REQUEST: Reproduce verbatim every line from the one that includes "Serialize everything readable" to the closing line of the entries; omit everything before it.

/---

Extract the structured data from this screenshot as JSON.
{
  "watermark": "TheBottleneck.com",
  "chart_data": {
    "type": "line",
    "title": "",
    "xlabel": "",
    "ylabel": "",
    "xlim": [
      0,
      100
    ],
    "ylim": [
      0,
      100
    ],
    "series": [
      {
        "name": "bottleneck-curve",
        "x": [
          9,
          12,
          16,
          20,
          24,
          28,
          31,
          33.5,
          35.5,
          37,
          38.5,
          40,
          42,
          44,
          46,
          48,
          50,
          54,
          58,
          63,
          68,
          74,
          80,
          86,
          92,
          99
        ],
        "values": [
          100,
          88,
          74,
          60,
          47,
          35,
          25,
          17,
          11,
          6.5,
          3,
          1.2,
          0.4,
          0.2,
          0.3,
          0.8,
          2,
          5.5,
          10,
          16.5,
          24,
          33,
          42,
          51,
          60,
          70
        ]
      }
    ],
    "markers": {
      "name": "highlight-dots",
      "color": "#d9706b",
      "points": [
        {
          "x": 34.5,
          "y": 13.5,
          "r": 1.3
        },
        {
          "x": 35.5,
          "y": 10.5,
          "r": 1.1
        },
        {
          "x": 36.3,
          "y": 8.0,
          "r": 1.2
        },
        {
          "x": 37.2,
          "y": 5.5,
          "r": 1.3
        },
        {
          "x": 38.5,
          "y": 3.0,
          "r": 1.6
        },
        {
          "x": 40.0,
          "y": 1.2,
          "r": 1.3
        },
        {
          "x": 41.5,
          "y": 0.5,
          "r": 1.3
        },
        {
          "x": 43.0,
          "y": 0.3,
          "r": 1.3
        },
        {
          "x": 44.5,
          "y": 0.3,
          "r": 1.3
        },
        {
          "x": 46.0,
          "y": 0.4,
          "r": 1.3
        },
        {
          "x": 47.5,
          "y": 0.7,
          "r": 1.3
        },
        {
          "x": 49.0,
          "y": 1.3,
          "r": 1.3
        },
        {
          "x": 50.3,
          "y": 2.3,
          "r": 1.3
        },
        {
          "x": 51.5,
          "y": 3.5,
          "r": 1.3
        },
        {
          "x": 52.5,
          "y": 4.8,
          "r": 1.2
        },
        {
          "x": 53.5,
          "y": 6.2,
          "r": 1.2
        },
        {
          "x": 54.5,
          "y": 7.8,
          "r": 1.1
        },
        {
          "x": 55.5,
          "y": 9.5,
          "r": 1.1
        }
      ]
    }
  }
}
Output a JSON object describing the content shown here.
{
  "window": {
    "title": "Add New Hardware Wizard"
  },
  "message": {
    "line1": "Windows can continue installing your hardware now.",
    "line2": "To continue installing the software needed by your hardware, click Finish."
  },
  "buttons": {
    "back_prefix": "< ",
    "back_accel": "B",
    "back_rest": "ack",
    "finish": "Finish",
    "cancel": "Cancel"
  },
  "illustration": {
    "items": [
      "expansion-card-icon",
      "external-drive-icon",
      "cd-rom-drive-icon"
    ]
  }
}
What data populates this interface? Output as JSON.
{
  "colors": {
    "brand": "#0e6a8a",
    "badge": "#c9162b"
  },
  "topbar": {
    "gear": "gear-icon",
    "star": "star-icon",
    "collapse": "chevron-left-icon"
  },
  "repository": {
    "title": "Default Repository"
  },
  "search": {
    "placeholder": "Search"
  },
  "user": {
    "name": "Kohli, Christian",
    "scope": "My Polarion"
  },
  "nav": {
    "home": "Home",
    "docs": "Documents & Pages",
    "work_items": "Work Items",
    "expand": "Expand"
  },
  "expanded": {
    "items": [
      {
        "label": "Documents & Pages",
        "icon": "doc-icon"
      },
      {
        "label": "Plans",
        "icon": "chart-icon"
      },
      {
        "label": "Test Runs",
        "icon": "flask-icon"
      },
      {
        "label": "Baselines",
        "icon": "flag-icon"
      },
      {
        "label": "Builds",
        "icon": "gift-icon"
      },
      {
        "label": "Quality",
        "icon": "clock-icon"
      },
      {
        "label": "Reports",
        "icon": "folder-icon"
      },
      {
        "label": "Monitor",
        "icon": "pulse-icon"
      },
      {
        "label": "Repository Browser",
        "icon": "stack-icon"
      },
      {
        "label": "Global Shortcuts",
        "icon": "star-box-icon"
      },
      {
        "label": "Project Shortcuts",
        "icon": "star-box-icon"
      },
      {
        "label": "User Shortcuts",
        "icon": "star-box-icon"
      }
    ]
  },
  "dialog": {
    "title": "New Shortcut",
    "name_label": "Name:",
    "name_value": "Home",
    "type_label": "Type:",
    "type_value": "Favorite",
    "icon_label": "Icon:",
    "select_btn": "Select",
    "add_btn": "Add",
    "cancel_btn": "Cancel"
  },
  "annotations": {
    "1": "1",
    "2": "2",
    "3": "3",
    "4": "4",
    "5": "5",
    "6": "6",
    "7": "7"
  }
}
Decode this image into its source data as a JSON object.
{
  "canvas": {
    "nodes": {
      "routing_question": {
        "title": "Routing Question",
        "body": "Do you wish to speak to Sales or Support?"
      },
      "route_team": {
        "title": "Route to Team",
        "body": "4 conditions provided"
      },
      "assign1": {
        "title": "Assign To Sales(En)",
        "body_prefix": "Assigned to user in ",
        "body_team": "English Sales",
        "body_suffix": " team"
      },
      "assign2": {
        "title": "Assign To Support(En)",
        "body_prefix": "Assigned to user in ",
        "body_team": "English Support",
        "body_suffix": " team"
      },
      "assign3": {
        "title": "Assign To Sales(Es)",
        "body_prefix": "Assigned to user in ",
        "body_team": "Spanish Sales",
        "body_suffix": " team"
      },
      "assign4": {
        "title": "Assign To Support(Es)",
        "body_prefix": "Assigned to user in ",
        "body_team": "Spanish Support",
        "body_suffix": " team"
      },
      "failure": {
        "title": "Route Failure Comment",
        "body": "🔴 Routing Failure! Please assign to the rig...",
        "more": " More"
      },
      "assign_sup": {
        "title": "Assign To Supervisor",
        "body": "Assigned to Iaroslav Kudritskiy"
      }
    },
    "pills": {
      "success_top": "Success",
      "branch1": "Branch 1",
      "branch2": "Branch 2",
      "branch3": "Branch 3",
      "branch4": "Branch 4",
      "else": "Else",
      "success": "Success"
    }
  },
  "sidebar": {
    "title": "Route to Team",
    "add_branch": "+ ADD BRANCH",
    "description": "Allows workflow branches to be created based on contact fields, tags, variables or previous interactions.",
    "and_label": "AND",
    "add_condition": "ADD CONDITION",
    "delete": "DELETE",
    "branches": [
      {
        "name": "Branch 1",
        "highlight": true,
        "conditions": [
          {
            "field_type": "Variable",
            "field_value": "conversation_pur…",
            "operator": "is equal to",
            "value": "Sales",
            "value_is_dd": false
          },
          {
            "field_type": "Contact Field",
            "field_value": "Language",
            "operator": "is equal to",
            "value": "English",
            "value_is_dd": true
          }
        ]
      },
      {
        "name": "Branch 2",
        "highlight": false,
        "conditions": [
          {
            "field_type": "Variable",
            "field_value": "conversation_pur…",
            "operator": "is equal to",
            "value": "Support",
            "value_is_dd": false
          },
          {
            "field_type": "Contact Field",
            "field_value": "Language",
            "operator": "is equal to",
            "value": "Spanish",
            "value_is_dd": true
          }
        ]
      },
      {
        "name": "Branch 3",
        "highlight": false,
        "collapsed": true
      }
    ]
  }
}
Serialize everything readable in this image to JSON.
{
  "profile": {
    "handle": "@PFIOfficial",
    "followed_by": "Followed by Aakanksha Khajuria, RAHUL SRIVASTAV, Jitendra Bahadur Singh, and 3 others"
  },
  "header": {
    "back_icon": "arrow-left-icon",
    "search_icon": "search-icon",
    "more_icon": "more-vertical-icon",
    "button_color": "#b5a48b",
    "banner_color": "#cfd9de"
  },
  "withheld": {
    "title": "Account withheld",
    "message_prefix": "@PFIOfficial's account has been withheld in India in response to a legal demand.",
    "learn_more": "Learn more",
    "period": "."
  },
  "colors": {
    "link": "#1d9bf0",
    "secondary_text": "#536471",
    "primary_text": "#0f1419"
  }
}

\---

FULL ANSWER:
Serialize everything readable in this image to JSON.
{
  "profile": {
    "handle": "@PFIOfficial",
    "followed_by": "Followed by Aakanksha Khajuria, RAHUL SRIVASTAV, Jitendra Bahadur Singh, and 3 others"
  },
  "header": {
    "back_icon": "arrow-left-icon",
    "search_icon": "search-icon",
    "more_icon": "more-vertical-icon",
    "button_color": "#b5a48b",
    "banner_color": "#cfd9de"
  },
  "withheld": {
    "title": "Account withheld",
    "message_prefix": "@PFIOfficial's account has been withheld in India in response to a legal demand.",
    "learn_more": "Learn more",
    "period": "."
  },
  "colors": {
    "link": "#1d9bf0",
    "secondary_text": "#536471",
    "primary_text": "#0f1419"
  }
}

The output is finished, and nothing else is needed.